[Dataset items]
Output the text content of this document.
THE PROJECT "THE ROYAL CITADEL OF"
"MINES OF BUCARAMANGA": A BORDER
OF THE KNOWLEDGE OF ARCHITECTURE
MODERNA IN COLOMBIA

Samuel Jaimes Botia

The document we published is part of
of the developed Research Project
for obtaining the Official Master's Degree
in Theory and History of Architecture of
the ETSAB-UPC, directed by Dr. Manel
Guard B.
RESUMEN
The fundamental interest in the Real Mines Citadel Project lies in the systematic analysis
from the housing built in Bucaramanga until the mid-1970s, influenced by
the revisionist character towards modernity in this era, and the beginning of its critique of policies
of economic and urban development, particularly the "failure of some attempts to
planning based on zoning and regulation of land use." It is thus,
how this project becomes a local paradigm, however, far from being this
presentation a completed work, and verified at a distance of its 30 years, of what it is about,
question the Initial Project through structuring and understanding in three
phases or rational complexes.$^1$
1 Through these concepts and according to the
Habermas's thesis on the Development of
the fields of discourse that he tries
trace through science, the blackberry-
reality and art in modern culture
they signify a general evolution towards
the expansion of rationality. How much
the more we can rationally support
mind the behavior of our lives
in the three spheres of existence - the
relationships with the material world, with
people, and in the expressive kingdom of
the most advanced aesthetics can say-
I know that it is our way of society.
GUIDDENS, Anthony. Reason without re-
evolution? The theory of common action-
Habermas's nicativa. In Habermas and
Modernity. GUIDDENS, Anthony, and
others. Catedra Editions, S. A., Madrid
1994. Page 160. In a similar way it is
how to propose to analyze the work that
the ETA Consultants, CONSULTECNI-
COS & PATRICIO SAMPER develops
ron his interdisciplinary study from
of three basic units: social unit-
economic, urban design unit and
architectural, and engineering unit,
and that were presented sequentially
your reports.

DESCRIPTION OF THE TASK:
Restate the records, all of them, precisely as written.

ANSWER:
Output the text content of this document.
THE PROJECT "THE ROYAL CITADEL OF"
"MINES OF BUCARAMANGA": A BORDER
OF THE KNOWLEDGE OF ARCHITECTURE
MODERNA IN COLOMBIA

Samuel Jaimes Botia

The document we published is part of
of the developed Research Project
for obtaining the Official Master's Degree
in Theory and History of Architecture of
the ETSAB-UPC, directed by Dr. Manel
Guard B.
RESUMEN
The fundamental interest in the Real Mines Citadel Project lies in the systematic analysis
from the housing built in Bucaramanga until the mid-1970s, influenced by
the revisionist character towards modernity in this era, and the beginning of its critique of policies
of economic and urban development, particularly the "failure of some attempts to
planning based on zoning and regulation of land use." It is thus,
how this project becomes a local paradigm, however, far from being this
presentation a completed work, and verified at a distance of its 30 years, of what it is about,
question the Initial Project through structuring and understanding in three
phases or rational complexes.$^1$
1 Through these concepts and according to the
Habermas's thesis on the Development of
the fields of discourse that he tries
trace through science, the blackberry-
reality and art in modern culture
they signify a general evolution towards
the expansion of rationality. How much
the more we can rationally support
mind the behavior of our lives
in the three spheres of existence - the
relationships with the material world, with
people, and in the expressive kingdom of
the most advanced aesthetics can say-
I know that it is our way of society.
GUIDDENS, Anthony. Reason without re-
evolution? The theory of common action-
Habermas's nicativa. In Habermas and
Modernity. GUIDDENS, Anthony, and
others. Catedra Editions, S. A., Madrid
1994. Page 160. In a similar way it is
how to propose to analyze the work that
the ETA Consultants, CONSULTECNI-
COS & PATRICIO SAMPER develops
ron his interdisciplinary study from
of three basic units: social unit-
economic, urban design unit and
architectural, and engineering unit,
and that were presented sequentially
your reports.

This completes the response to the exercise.